### The input ###

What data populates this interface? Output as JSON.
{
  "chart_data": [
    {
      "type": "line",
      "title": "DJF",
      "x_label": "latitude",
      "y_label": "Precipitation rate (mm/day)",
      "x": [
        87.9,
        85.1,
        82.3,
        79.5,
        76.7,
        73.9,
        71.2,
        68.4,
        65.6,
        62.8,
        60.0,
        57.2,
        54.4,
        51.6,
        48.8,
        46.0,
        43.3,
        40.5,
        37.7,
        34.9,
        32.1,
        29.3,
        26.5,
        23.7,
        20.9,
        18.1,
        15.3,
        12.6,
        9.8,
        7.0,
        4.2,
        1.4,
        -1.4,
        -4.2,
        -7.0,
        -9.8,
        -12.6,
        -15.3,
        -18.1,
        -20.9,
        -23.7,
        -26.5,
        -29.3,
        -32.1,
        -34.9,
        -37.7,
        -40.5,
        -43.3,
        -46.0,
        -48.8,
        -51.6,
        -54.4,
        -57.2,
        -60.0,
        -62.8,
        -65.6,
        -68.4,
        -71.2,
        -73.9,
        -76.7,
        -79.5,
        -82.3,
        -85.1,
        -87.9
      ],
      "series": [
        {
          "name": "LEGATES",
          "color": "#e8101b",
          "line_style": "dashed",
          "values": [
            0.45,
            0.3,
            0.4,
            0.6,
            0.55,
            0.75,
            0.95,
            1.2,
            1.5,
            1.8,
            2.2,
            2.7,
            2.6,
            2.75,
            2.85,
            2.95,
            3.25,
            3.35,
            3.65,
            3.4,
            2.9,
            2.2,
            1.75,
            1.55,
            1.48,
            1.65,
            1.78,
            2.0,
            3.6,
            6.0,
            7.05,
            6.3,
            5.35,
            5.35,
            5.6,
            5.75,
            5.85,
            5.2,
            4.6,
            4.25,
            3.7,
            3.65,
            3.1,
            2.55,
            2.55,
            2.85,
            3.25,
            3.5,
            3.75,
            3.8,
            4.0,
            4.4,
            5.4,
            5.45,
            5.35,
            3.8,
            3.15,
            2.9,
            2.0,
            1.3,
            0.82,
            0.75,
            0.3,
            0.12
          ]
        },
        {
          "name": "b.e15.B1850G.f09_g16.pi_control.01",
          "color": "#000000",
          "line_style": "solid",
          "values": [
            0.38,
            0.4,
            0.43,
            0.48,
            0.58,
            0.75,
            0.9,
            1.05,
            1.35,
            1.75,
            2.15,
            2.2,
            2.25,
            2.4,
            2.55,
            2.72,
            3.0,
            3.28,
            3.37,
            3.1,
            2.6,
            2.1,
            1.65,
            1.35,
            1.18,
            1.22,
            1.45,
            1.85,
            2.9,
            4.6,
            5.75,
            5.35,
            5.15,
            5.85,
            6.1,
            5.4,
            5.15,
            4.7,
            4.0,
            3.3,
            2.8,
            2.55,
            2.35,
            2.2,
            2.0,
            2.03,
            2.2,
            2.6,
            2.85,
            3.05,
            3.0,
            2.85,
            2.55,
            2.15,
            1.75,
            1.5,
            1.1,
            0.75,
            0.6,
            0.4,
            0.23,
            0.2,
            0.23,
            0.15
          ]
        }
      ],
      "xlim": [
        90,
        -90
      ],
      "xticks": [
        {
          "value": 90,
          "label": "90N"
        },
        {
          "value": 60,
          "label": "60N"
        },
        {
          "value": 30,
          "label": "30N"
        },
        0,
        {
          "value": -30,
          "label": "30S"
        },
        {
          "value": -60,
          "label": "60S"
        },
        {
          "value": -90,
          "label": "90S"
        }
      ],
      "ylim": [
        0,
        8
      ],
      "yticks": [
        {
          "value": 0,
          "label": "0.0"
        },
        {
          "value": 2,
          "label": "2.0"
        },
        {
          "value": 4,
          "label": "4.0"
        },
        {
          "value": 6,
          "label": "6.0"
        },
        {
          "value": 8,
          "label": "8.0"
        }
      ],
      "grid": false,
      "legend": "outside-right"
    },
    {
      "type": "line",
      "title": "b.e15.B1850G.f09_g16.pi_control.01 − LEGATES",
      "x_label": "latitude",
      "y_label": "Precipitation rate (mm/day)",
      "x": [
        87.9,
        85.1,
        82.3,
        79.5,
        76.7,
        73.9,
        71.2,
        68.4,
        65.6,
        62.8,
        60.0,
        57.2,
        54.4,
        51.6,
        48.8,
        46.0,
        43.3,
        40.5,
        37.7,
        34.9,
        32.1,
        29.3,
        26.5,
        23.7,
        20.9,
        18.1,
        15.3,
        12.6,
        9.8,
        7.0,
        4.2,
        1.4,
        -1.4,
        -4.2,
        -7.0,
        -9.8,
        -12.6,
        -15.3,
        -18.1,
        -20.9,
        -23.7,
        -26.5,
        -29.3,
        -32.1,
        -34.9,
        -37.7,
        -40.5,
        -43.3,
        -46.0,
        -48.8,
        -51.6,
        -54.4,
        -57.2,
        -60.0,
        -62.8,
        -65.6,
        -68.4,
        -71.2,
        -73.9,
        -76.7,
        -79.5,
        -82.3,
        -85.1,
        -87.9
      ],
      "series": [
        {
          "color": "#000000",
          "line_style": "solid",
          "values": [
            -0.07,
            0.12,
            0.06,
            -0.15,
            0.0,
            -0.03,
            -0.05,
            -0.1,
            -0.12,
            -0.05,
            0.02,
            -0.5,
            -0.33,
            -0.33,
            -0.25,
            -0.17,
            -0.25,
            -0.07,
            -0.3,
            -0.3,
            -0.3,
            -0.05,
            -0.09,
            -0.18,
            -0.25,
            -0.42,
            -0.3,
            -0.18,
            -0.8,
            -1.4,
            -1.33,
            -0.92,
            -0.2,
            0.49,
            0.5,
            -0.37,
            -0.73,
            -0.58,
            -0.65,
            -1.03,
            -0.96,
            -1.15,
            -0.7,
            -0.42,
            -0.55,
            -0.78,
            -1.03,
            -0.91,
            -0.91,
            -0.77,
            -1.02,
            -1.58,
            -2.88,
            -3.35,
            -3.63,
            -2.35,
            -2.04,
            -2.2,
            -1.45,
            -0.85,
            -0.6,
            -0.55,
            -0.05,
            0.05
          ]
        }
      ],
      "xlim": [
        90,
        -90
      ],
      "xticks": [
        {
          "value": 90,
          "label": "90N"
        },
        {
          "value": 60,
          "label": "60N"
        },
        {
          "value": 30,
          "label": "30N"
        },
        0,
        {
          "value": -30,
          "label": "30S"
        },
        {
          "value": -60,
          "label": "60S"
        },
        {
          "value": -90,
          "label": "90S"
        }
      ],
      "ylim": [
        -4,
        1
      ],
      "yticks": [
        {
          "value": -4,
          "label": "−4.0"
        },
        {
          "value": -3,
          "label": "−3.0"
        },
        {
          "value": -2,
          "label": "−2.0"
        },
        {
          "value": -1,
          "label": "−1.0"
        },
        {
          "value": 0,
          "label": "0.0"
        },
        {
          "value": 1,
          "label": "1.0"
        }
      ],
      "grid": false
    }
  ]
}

###

_Directions for this task_
Transcribe every entry exactly, omitting nothing.

_Result_
What data populates this interface? Output as JSON.
{
  "chart_data": [
    {
      "type": "line",
      "title": "DJF",
      "x_label": "latitude",
      "y_label": "Precipitation rate (mm/day)",
      "x": [
        87.9,
        85.1,
        82.3,
        79.5,
        76.7,
        73.9,
        71.2,
        68.4,
        65.6,
        62.8,
        60.0,
        57.2,
        54.4,
        51.6,
        48.8,
        46.0,
        43.3,
        40.5,
        37.7,
        34.9,
        32.1,
        29.3,
        26.5,
        23.7,
        20.9,
        18.1,
        15.3,
        12.6,
        9.8,
        7.0,
        4.2,
        1.4,
        -1.4,
        -4.2,
        -7.0,
        -9.8,
        -12.6,
        -15.3,
        -18.1,
        -20.9,
        -23.7,
        -26.5,
        -29.3,
        -32.1,
        -34.9,
        -37.7,
        -40.5,
        -43.3,
        -46.0,
        -48.8,
        -51.6,
        -54.4,
        -57.2,
        -60.0,
        -62.8,
        -65.6,
        -68.4,
        -71.2,
        -73.9,
        -76.7,
        -79.5,
        -82.3,
        -85.1,
        -87.9
      ],
      "series": [
        {
          "name": "LEGATES",
          "color": "#e8101b",
          "line_style": "dashed",
          "values": [
            0.45,
            0.3,
            0.4,
            0.6,
            0.55,
            0.75,
            0.95,
            1.2,
            1.5,
            1.8,
            2.2,
            2.7,
            2.6,
            2.75,
            2.85,
            2.95,
            3.25,
            3.35,
            3.65,
            3.4,
            2.9,
            2.2,
            1.75,
            1.55,
            1.48,
            1.65,
            1.78,
            2.0,
            3.6,
            6.0,
            7.05,
            6.3,
            5.35,
            5.35,
            5.6,
            5.75,
            5.85,
            5.2,
            4.6,
            4.25,
            3.7,
            3.65,
            3.1,
            2.55,
            2.55,
            2.85,
            3.25,
            3.5,
            3.75,
            3.8,
            4.0,
            4.4,
            5.4,
            5.45,
            5.35,
            3.8,
            3.15,
            2.9,
            2.0,
            1.3,
            0.82,
            0.75,
            0.3,
            0.12
          ]
        },
        {
          "name": "b.e15.B1850G.f09_g16.pi_control.01",
          "color": "#000000",
          "line_style": "solid",
          "values": [
            0.38,
            0.4,
            0.43,
            0.48,
            0.58,
            0.75,
            0.9,
            1.05,
            1.35,
            1.75,
            2.15,
            2.2,
            2.25,
            2.4,
            2.55,
            2.72,
            3.0,
            3.28,
            3.37,
            3.1,
            2.6,
            2.1,
            1.65,
            1.35,
            1.18,
            1.22,
            1.45,
            1.85,
            2.9,
            4.6,
            5.75,
            5.35,
            5.15,
            5.85,
            6.1,
            5.4,
            5.15,
            4.7,
            4.0,
            3.3,
            2.8,
            2.55,
            2.35,
            2.2,
            2.0,
            2.03,
            2.2,
            2.6,
            2.85,
            3.05,
            3.0,
            2.85,
            2.55,
            2.15,
            1.75,
            1.5,
            1.1,
            0.75,
            0.6,
            0.4,
            0.23,
            0.2,
            0.23,
            0.15
          ]
        }
      ],
      "xlim": [
        90,
        -90
      ],
      "xticks": [
        {
          "value": 90,
          "label": "90N"
        },
        {
          "value": 60,
          "label": "60N"
        },
        {
          "value": 30,
          "label": "30N"
        },
        0,
        {
          "value": -30,
          "label": "30S"
        },
        {
          "value": -60,
          "label": "60S"
        },
        {
          "value": -90,
          "label": "90S"
        }
      ],
      "ylim": [
        0,
        8
      ],
      "yticks": [
        {
          "value": 0,
          "label": "0.0"
        },
        {
          "value": 2,
          "label": "2.0"
        },
        {
          "value": 4,
          "label": "4.0"
        },
        {
          "value": 6,
          "label": "6.0"
        },
        {
          "value": 8,
          "label": "8.0"
        }
      ],
      "grid": false,
      "legend": "outside-right"
    },
    {
      "type": "line",
      "title": "b.e15.B1850G.f09_g16.pi_control.01 − LEGATES",
      "x_label": "latitude",
      "y_label": "Precipitation rate (mm/day)",
      "x": [
        87.9,
        85.1,
        82.3,
        79.5,
        76.7,
        73.9,
        71.2,
        68.4,
        65.6,
        62.8,
        60.0,
        57.2,
        54.4,
        51.6,
        48.8,
        46.0,
        43.3,
        40.5,
        37.7,
        34.9,
        32.1,
        29.3,
        26.5,
        23.7,
        20.9,
        18.1,
        15.3,
        12.6,
        9.8,
        7.0,
        4.2,
        1.4,
        -1.4,
        -4.2,
        -7.0,
        -9.8,
        -12.6,
        -15.3,
        -18.1,
        -20.9,
        -23.7,
        -26.5,
        -29.3,
        -32.1,
        -34.9,
        -37.7,
        -40.5,
        -43.3,
        -46.0,
        -48.8,
        -51.6,
        -54.4,
        -57.2,
        -60.0,
        -62.8,
        -65.6,
        -68.4,
        -71.2,
        -73.9,
        -76.7,
        -79.5,
        -82.3,
        -85.1,
        -87.9
      ],
      "series": [
        {
          "color": "#000000",
          "line_style": "solid",
          "values": [
            -0.07,
            0.12,
            0.06,
            -0.15,
            0.0,
            -0.03,
            -0.05,
            -0.1,
            -0.12,
            -0.05,
            0.02,
            -0.5,
            -0.33,
            -0.33,
            -0.25,
            -0.17,
            -0.25,
            -0.07,
            -0.3,
            -0.3,
            -0.3,
            -0.05,
            -0.09,
            -0.18,
            -0.25,
            -0.42,
            -0.3,
            -0.18,
            -0.8,
            -1.4,
            -1.33,
            -0.92,
            -0.2,
            0.49,
            0.5,
            -0.37,
            -0.73,
            -0.58,
            -0.65,
            -1.03,
            -0.96,
            -1.15,
            -0.7,
            -0.42,
            -0.55,
            -0.78,
            -1.03,
            -0.91,
            -0.91,
            -0.77,
            -1.02,
            -1.58,
            -2.88,
            -3.35,
            -3.63,
            -2.35,
            -2.04,
            -2.2,
            -1.45,
            -0.85,
            -0.6,
            -0.55,
            -0.05,
            0.05
          ]
        }
      ],
      "xlim": [
        90,
        -90
      ],
      "xticks": [
        {
          "value": 90,
          "label": "90N"
        },
        {
          "value": 60,
          "label": "60N"
        },
        {
          "value": 30,
          "label": "30N"
        },
        0,
        {
          "value": -30,
          "label": "30S"
        },
        {
          "value": -60,
          "label": "60S"
        },
        {
          "value": -90,
          "label": "90S"
        }
      ],
      "ylim": [
        -4,
        1
      ],
      "yticks": [
        {
          "value": -4,
          "label": "−4.0"
        },
        {
          "value": -3,
          "label": "−3.0"
        },
        {
          "value": -2,
          "label": "−2.0"
        },
        {
          "value": -1,
          "label": "−1.0"
        },
        {
          "value": 0,
          "label": "0.0"
        },
        {
          "value": 1,
          "label": "1.0"
        }
      ],
      "grid": false
    }
  ]
}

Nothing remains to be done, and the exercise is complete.